Fried: I can't talk about specifics with most of them. But we have three-to-five year agreements with Bechtel and GE. Currently we have about 20-25 projects with Bechtel, and we expect that to rise to the low three digits. With GE, the volume will be higher. They already have more than 1,000 projects on the existing product.

c.com: Are your clients mandating use of Citadon on every project?
Fried: In most cases, no. Bechtel's too decentralized. Whenever a firm mandates it across the whole company, the volume does incredible things to how it's used. I can sell the ROI much more easily when it's mandated.

c.com: What's the difference between the existing product and your new one, Citadon CW?
Fried: I can't talk in technical terms but Citadon CW (for "collaboration workspaces") is the integration and enhancement of the Cephren and Bidcom platforms. Cephren was good at managing documents, RFIs and other forms, that sort of thing. Bidcom was good at processes and workflow. All of that is now integrated into Citadon CW, plus it's customizable for the client by us. It's extremely modular, so things can easily be pulled in and out. In the next year, it'll be customizable at the client's desktop. It's also got open architecture. It's what I call "templatable" so clients can put in their own logos and information where they want it. It's also available in enterprise or browser-based versions. Most companies take both.

c.com: Is it just one product right now? Or will there be more for different industry segments?
Fried: With the templatable format, we can eventually make solutions for several segments: CitadonOG (for oil and gas), CitadonPWR (for power), CitadonAEC, Citadon Infrastructure....

c.com: Is your old, er, existing product, ProjectNet, still being used?
Fried: Oh, yes! We put out 12 releases last year and got it to the point that it's phenomenal. CW does it in an open architecture. We have thousands of projects and probably a couple of hundred clients on ProjectNet; a few dozen of those we would consider robust users on multiple projects.

c.com: I haven't seen any announcements about your new clients or about your new products.
Fried: I've got an engineer's mentality. I don't like to talk about things before they're in and finished and completed.

c.com: The various Citadon entities over the years have received close to $200 million from investors. Who will get any kind of return on their investment?

> [What this exercise asks]:
[A] In the Citadon interview, what does the "CW" in Citadon CW stand for?
[B] Continue the Citadon interview from the point where the text stops.
The entries have nothing to do with this.

[Structured page parsing data]
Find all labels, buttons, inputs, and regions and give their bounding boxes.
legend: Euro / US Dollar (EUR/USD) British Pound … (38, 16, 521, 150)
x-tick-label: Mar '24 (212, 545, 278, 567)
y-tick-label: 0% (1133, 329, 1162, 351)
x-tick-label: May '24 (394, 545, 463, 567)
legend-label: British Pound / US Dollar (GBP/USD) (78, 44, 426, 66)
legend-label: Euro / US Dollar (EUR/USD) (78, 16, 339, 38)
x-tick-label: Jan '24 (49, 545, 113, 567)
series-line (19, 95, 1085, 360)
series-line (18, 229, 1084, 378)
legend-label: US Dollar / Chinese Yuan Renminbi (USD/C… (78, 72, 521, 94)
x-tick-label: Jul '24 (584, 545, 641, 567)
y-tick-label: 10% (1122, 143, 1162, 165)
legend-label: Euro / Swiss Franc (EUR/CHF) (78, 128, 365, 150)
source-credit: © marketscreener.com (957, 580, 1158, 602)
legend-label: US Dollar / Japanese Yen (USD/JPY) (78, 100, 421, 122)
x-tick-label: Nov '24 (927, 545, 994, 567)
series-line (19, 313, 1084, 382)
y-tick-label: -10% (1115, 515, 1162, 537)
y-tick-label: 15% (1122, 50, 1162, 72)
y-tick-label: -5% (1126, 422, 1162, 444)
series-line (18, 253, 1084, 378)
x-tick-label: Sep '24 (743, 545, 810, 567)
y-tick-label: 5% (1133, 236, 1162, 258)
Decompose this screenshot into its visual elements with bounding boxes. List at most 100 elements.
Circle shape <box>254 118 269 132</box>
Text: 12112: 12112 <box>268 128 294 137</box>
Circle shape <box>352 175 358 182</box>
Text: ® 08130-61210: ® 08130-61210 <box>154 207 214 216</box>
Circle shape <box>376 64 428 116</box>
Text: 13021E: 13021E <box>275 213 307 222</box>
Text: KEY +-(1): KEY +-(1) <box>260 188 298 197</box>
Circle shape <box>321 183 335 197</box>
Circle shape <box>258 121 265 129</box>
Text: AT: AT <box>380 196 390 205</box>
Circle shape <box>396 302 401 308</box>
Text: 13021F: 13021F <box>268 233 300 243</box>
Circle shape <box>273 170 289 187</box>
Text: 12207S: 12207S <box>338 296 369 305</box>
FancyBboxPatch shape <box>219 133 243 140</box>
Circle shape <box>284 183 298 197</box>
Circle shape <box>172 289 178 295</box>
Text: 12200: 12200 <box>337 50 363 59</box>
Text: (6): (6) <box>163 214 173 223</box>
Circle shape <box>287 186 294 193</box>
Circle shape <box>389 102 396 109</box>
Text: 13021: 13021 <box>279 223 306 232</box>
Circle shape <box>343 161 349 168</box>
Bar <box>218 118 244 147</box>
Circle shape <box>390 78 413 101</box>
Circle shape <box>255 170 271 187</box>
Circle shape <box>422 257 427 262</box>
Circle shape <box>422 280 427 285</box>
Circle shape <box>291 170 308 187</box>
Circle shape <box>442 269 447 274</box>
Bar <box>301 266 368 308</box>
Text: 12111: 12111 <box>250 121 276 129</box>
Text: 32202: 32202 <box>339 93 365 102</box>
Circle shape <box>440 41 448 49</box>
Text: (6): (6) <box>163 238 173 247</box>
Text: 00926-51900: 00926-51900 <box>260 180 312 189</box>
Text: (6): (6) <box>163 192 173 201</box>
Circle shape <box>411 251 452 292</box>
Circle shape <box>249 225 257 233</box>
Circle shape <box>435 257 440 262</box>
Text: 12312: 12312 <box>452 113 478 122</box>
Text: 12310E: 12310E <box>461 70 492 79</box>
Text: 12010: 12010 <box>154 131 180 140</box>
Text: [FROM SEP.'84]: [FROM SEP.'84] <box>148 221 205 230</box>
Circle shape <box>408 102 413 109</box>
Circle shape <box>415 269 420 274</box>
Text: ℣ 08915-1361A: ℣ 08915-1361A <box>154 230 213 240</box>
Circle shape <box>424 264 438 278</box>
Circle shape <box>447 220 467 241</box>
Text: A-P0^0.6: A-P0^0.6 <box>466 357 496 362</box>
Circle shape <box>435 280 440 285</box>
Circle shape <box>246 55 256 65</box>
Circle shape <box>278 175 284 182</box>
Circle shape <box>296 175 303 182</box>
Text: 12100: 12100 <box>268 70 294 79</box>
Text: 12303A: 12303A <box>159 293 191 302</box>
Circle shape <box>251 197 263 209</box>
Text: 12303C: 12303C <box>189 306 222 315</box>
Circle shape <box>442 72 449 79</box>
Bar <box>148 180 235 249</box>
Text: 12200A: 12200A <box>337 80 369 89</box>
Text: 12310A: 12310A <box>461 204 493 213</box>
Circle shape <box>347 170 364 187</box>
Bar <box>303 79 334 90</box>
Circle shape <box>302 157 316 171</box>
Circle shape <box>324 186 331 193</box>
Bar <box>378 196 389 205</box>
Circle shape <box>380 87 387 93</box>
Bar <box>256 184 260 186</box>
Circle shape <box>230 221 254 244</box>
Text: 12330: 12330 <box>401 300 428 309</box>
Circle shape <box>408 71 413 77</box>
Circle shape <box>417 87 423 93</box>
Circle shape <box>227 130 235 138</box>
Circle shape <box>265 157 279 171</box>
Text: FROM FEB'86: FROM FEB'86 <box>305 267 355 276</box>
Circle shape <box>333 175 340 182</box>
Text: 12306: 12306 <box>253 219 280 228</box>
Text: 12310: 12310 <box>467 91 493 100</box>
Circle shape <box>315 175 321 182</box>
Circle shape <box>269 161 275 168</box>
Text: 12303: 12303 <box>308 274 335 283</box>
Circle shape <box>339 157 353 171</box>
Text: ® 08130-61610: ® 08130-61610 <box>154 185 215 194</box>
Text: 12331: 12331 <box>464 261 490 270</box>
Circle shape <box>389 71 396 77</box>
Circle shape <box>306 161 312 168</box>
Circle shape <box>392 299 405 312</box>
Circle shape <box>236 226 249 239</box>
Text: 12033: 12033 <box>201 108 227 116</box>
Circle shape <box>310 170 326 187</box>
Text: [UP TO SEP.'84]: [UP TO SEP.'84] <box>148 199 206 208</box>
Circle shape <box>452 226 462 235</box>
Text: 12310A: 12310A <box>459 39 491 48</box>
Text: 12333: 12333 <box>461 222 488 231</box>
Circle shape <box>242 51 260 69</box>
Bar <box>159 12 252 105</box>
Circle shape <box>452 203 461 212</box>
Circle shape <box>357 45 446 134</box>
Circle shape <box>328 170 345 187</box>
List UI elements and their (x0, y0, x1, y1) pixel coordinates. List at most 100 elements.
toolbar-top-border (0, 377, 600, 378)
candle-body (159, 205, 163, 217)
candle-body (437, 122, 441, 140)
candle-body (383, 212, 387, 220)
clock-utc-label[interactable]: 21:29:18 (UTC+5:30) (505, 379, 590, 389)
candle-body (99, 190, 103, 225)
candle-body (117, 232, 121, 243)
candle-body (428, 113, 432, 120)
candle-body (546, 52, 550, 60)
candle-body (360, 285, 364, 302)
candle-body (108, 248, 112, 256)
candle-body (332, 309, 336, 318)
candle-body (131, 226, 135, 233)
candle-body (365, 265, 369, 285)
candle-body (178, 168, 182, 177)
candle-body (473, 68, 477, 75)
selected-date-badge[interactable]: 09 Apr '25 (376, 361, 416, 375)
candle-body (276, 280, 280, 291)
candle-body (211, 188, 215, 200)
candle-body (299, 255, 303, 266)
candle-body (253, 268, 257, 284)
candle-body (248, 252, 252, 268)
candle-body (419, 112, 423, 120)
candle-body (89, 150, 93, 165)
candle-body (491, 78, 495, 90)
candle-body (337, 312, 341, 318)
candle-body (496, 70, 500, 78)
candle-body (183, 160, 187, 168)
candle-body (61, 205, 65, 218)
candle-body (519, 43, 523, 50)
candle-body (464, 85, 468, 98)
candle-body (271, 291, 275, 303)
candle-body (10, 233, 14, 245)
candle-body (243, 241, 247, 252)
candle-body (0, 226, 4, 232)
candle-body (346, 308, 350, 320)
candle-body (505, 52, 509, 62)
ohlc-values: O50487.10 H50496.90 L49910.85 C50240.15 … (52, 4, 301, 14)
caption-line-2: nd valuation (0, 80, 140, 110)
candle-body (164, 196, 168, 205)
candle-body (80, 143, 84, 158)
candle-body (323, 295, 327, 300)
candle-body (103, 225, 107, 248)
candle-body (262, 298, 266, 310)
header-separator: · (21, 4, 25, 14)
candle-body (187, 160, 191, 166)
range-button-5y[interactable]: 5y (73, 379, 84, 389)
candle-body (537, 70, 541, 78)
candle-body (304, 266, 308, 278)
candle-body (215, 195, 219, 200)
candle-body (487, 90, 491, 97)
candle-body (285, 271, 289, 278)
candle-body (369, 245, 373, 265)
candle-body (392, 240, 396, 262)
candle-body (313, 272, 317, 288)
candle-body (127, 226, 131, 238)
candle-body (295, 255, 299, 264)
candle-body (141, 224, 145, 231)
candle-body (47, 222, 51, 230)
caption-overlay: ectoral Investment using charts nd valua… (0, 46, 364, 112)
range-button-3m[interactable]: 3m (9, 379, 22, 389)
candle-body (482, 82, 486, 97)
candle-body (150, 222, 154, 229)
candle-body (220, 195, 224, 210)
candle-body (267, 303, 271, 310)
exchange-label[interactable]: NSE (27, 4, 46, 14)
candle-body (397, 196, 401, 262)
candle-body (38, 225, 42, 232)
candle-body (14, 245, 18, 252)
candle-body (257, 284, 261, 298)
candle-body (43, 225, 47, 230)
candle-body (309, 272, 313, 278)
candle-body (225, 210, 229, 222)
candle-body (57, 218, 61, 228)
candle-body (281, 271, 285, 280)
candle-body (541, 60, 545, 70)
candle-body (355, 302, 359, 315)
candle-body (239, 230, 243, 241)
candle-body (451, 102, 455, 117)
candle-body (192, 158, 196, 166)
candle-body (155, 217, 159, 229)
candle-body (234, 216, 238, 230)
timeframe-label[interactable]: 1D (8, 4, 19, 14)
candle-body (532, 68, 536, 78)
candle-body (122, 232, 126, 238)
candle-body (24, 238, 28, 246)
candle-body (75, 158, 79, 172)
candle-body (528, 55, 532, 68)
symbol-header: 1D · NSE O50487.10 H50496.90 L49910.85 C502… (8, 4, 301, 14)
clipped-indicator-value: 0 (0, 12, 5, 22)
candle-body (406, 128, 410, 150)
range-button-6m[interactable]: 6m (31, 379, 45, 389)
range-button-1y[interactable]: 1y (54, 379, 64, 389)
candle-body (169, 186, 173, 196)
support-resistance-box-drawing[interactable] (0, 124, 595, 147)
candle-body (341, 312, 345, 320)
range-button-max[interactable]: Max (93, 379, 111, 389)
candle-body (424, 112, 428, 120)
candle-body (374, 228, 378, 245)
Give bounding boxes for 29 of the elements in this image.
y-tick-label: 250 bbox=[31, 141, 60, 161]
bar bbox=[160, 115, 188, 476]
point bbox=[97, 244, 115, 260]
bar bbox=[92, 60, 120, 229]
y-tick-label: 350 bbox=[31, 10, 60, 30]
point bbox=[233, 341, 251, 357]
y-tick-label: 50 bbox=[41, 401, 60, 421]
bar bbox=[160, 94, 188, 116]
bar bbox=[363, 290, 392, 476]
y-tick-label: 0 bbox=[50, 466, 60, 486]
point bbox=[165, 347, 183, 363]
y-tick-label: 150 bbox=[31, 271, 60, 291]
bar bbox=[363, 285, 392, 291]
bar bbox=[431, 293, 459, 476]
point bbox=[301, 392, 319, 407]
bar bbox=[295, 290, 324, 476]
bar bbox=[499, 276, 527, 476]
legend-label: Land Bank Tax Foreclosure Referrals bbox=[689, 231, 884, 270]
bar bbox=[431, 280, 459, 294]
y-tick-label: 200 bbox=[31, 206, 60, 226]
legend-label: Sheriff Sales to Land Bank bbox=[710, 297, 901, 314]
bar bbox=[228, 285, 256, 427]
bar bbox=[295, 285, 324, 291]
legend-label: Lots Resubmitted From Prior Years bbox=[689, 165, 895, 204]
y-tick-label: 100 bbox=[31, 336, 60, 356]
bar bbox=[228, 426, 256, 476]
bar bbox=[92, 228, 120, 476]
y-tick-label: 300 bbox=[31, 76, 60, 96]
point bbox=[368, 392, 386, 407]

> [Answers for the exercise]:
[A] Collaboration workspaces.

[B]
Fried: I think that's a little high. Other than what I've brought in (roughly estimated by construction.com at $40-$45 million), that's pretty well gone. Everything that came in with the dot-com boom went out with the dot-com bust. It's the latest investors who have a chance at a decent ROI. (Investors are Warburg Pincus, Bechtel Enterprises, GE Capital Corp. Fluor Corp. , once touted as a major client, is a minor shareholder but not an investor.)

c.com: Can you talk about specific revenue numbers?
Fried: It depends on how revenue is recognized (according to accounting principles). Our revenue was around $6 million last year and will be (pauses) between $6 and $12 million this year.

c.com: Are you losing jobs to any particular competitor or competitors?
Fried: We're not losing so much to competitors. Where we're losing is to the economy. Projects delayed or expenditures lowered, that kind of thing.

c.com: Are you focusing primarily on the U.S.?
Fried: We now have two data centers, in California and the U.K., and another one we built in Hong Kong. So we can provide local support and local language support. We have a licensee in Hong Kong. We built the data center there and they bought it from us. We also just took back our operations in the U.K. (which Citadon had sold prior to Fried's arrival), That was a challenging negotiation. Now they service and support our products and that's it. We kept the old name, Bidcom Ltd. (In response to raised eyebrows and rolled eyes from Schriener....) That name still has name recognition and value there so we kept it. U.K. sales are doing pretty well. We may be able to make that part of our business break-even this year.